- **INSTRUCTIONS FOR THE TASK**:
Give all of the lines again exactly as they read.

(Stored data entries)

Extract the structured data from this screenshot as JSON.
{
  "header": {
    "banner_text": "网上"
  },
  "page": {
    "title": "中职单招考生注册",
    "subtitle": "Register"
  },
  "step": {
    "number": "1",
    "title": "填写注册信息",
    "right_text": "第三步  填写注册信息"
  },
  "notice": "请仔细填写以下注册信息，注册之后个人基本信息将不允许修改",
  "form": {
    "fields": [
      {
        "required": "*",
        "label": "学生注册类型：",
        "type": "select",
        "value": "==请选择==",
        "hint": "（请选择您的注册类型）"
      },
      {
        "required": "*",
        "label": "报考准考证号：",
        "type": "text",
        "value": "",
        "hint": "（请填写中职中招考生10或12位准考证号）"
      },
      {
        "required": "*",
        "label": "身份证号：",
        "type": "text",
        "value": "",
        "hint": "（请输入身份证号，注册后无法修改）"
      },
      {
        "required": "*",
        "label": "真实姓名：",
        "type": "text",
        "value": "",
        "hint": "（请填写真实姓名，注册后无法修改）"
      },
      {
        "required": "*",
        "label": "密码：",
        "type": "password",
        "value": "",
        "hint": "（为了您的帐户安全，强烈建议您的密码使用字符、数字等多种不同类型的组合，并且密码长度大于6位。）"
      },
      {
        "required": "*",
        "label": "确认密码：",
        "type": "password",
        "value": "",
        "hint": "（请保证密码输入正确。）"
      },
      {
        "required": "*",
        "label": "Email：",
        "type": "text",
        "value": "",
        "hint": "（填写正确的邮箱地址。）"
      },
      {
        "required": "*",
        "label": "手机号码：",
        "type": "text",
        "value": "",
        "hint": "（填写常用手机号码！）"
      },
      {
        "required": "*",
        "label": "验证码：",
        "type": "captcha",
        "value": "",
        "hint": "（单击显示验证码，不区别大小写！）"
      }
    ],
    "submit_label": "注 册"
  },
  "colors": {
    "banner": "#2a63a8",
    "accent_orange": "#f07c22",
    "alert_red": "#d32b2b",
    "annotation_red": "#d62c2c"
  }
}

- **TASK SOLUTION**:
Extract the structured data from this screenshot as JSON.
{
  "header": {
    "banner_text": "网上"
  },
  "page": {
    "title": "中职单招考生注册",
    "subtitle": "Register"
  },
  "step": {
    "number": "1",
    "title": "填写注册信息",
    "right_text": "第三步  填写注册信息"
  },
  "notice": "请仔细填写以下注册信息，注册之后个人基本信息将不允许修改",
  "form": {
    "fields": [
      {
        "required": "*",
        "label": "学生注册类型：",
        "type": "select",
        "value": "==请选择==",
        "hint": "（请选择您的注册类型）"
      },
      {
        "required": "*",
        "label": "报考准考证号：",
        "type": "text",
        "value": "",
        "hint": "（请填写中职中招考生10或12位准考证号）"
      },
      {
        "required": "*",
        "label": "身份证号：",
        "type": "text",
        "value": "",
        "hint": "（请输入身份证号，注册后无法修改）"
      },
      {
        "required": "*",
        "label": "真实姓名：",
        "type": "text",
        "value": "",
        "hint": "（请填写真实姓名，注册后无法修改）"
      },
      {
        "required": "*",
        "label": "密码：",
        "type": "password",
        "value": "",
        "hint": "（为了您的帐户安全，强烈建议您的密码使用字符、数字等多种不同类型的组合，并且密码长度大于6位。）"
      },
      {
        "required": "*",
        "label": "确认密码：",
        "type": "password",
        "value": "",
        "hint": "（请保证密码输入正确。）"
      },
      {
        "required": "*",
        "label": "Email：",
        "type": "text",
        "value": "",
        "hint": "（填写正确的邮箱地址。）"
      },
      {
        "required": "*",
        "label": "手机号码：",
        "type": "text",
        "value": "",
        "hint": "（填写常用手机号码！）"
      },
      {
        "required": "*",
        "label": "验证码：",
        "type": "captcha",
        "value": "",
        "hint": "（单击显示验证码，不区别大小写！）"
      }
    ],
    "submit_label": "注 册"
  },
  "colors": {
    "banner": "#2a63a8",
    "accent_orange": "#f07c22",
    "alert_red": "#d32b2b",
    "annotation_red": "#d62c2c"
  }
}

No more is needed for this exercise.